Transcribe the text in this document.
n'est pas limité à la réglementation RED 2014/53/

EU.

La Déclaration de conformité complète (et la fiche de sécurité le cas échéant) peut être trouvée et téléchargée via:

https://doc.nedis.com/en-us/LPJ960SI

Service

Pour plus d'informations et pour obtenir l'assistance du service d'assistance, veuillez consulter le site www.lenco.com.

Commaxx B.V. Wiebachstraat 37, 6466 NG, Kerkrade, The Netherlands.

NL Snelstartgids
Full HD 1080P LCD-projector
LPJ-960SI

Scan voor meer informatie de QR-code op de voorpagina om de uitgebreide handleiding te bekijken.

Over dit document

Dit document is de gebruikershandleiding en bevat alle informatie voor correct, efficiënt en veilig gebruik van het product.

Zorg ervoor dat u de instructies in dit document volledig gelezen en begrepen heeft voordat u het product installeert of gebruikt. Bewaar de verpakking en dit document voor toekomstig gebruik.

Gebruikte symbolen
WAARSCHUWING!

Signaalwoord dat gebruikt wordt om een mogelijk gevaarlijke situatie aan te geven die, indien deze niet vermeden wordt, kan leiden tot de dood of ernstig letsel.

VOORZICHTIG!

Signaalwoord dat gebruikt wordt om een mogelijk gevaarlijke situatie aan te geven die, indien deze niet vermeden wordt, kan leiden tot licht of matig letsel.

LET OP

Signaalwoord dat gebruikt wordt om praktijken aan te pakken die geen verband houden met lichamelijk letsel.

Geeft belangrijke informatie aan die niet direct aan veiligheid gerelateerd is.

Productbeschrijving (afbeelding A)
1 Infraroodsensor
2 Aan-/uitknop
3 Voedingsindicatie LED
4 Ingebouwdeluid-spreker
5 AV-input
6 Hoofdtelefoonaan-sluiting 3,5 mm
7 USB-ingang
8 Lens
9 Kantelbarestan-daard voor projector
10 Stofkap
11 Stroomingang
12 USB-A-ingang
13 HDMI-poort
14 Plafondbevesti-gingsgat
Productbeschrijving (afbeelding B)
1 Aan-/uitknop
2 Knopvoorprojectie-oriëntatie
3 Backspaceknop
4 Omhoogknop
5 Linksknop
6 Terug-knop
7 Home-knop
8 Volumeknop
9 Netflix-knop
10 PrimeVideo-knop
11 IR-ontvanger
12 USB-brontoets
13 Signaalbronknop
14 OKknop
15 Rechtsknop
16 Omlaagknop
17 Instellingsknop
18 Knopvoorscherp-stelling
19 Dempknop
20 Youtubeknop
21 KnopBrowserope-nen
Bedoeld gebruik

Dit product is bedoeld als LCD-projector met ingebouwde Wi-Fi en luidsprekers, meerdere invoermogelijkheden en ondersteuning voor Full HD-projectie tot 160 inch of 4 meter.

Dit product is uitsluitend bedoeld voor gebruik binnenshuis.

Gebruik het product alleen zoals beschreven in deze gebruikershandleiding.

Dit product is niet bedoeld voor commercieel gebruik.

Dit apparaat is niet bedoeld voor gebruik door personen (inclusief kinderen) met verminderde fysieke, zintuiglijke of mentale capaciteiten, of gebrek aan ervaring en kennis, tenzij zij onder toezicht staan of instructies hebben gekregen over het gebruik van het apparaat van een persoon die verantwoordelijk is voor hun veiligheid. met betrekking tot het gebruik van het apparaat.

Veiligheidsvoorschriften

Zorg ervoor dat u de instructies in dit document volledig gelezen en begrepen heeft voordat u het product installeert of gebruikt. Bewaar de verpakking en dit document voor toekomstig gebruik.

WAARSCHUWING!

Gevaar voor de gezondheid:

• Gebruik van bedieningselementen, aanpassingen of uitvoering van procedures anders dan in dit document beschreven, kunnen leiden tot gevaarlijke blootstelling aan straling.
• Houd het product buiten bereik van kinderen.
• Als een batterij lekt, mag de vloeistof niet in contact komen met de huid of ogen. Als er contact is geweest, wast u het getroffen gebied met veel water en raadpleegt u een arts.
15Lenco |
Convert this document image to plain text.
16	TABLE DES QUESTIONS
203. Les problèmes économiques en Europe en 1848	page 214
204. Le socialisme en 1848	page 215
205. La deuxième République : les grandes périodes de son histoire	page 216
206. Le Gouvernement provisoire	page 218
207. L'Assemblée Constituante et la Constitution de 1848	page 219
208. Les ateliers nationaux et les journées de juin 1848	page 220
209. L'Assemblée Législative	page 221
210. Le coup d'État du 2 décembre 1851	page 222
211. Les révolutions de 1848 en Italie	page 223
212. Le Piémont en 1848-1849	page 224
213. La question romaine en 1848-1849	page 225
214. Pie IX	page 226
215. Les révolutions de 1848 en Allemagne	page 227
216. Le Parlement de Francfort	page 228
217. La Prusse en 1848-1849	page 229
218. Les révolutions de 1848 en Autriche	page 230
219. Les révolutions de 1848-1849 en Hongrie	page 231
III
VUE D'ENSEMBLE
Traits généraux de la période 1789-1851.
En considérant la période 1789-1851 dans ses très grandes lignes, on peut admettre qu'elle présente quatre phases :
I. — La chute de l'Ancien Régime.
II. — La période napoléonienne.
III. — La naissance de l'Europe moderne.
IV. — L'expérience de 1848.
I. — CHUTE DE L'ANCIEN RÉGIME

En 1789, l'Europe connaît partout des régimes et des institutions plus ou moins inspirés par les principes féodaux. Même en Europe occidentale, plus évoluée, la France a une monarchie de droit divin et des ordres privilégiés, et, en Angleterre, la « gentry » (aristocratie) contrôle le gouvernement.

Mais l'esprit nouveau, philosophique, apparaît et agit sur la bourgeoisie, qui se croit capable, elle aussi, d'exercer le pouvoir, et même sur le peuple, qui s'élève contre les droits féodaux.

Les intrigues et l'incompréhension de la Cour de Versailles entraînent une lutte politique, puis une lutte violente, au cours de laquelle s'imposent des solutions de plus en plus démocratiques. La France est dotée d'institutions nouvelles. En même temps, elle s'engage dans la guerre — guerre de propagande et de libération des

STATED EXERCISE:
Return the listing above in its exact form.

COMPLETE OUTPUT:
Transcribe the text in this document.
n'est pas limité à la réglementation RED 2014/53/

EU.

La Déclaration de conformité complète (et la fiche de sécurité le cas échéant) peut être trouvée et téléchargée via:

https://doc.nedis.com/en-us/LPJ960SI

Service

Pour plus d'informations et pour obtenir l'assistance du service d'assistance, veuillez consulter le site www.lenco.com.

Commaxx B.V. Wiebachstraat 37, 6466 NG, Kerkrade, The Netherlands.

NL Snelstartgids
Full HD 1080P LCD-projector
LPJ-960SI

Scan voor meer informatie de QR-code op de voorpagina om de uitgebreide handleiding te bekijken.

Over dit document

Dit document is de gebruikershandleiding en bevat alle informatie voor correct, efficiënt en veilig gebruik van het product.

Zorg ervoor dat u de instructies in dit document volledig gelezen en begrepen heeft voordat u het product installeert of gebruikt. Bewaar de verpakking en dit document voor toekomstig gebruik.

Gebruikte symbolen
WAARSCHUWING!

Signaalwoord dat gebruikt wordt om een mogelijk gevaarlijke situatie aan te geven die, indien deze niet vermeden wordt, kan leiden tot de dood of ernstig letsel.

VOORZICHTIG!

Signaalwoord dat gebruikt wordt om een mogelijk gevaarlijke situatie aan te geven die, indien deze niet vermeden wordt, kan leiden tot licht of matig letsel.

LET OP

Signaalwoord dat gebruikt wordt om praktijken aan te pakken die geen verband houden met lichamelijk letsel.

Geeft belangrijke informatie aan die niet direct aan veiligheid gerelateerd is.

Productbeschrijving (afbeelding A)
1 Infraroodsensor
2 Aan-/uitknop
3 Voedingsindicatie LED
4 Ingebouwdeluid-spreker
5 AV-input
6 Hoofdtelefoonaan-sluiting 3,5 mm
7 USB-ingang
8 Lens
9 Kantelbarestan-daard voor projector
10 Stofkap
11 Stroomingang
12 USB-A-ingang
13 HDMI-poort
14 Plafondbevesti-gingsgat
Productbeschrijving (afbeelding B)
1 Aan-/uitknop
2 Knopvoorprojectie-oriëntatie
3 Backspaceknop
4 Omhoogknop
5 Linksknop
6 Terug-knop
7 Home-knop
8 Volumeknop
9 Netflix-knop
10 PrimeVideo-knop
11 IR-ontvanger
12 USB-brontoets
13 Signaalbronknop
14 OKknop
15 Rechtsknop
16 Omlaagknop
17 Instellingsknop
18 Knopvoorscherp-stelling
19 Dempknop
20 Youtubeknop
21 KnopBrowserope-nen
Bedoeld gebruik

Dit product is bedoeld als LCD-projector met ingebouwde Wi-Fi en luidsprekers, meerdere invoermogelijkheden en ondersteuning voor Full HD-projectie tot 160 inch of 4 meter.

Dit product is uitsluitend bedoeld voor gebruik binnenshuis.

Gebruik het product alleen zoals beschreven in deze gebruikershandleiding.

Dit product is niet bedoeld voor commercieel gebruik.

Dit apparaat is niet bedoeld voor gebruik door personen (inclusief kinderen) met verminderde fysieke, zintuiglijke of mentale capaciteiten, of gebrek aan ervaring en kennis, tenzij zij onder toezicht staan of instructies hebben gekregen over het gebruik van het apparaat van een persoon die verantwoordelijk is voor hun veiligheid. met betrekking tot het gebruik van het apparaat.

Veiligheidsvoorschriften

Zorg ervoor dat u de instructies in dit document volledig gelezen en begrepen heeft voordat u het product installeert of gebruikt. Bewaar de verpakking en dit document voor toekomstig gebruik.

WAARSCHUWING!

Gevaar voor de gezondheid:

• Gebruik van bedieningselementen, aanpassingen of uitvoering van procedures anders dan in dit document beschreven, kunnen leiden tot gevaarlijke blootstelling aan straling.
• Houd het product buiten bereik van kinderen.
• Als een batterij lekt, mag de vloeistof niet in contact komen met de huid of ogen. Als er contact is geweest, wast u het getroffen gebied met veel water en raadpleegt u een arts.
15Lenco |
Convert this document image to plain text.
16	TABLE DES QUESTIONS
203. Les problèmes économiques en Europe en 1848	page 214
204. Le socialisme en 1848	page 215
205. La deuxième République : les grandes périodes de son histoire	page 216
206. Le Gouvernement provisoire	page 218
207. L'Assemblée Constituante et la Constitution de 1848	page 219
208. Les ateliers nationaux et les journées de juin 1848	page 220
209. L'Assemblée Législative	page 221
210. Le coup d'État du 2 décembre 1851	page 222
211. Les révolutions de 1848 en Italie	page 223
212. Le Piémont en 1848-1849	page 224
213. La question romaine en 1848-1849	page 225
214. Pie IX	page 226
215. Les révolutions de 1848 en Allemagne	page 227
216. Le Parlement de Francfort	page 228
217. La Prusse en 1848-1849	page 229
218. Les révolutions de 1848 en Autriche	page 230
219. Les révolutions de 1848-1849 en Hongrie	page 231
III
VUE D'ENSEMBLE
Traits généraux de la période 1789-1851.
En considérant la période 1789-1851 dans ses très grandes lignes, on peut admettre qu'elle présente quatre phases :
I. — La chute de l'Ancien Régime.
II. — La période napoléonienne.
III. — La naissance de l'Europe moderne.
IV. — L'expérience de 1848.
I. — CHUTE DE L'ANCIEN RÉGIME

En 1789, l'Europe connaît partout des régimes et des institutions plus ou moins inspirés par les principes féodaux. Même en Europe occidentale, plus évoluée, la France a une monarchie de droit divin et des ordres privilégiés, et, en Angleterre, la « gentry » (aristocratie) contrôle le gouvernement.

Mais l'esprit nouveau, philosophique, apparaît et agit sur la bourgeoisie, qui se croit capable, elle aussi, d'exercer le pouvoir, et même sur le peuple, qui s'élève contre les droits féodaux.

Les intrigues et l'incompréhension de la Cour de Versailles entraînent une lutte politique, puis une lutte violente, au cours de laquelle s'imposent des solutions de plus en plus démocratiques. La France est dotée d'institutions nouvelles. En même temps, elle s'engage dans la guerre — guerre de propagande et de libération des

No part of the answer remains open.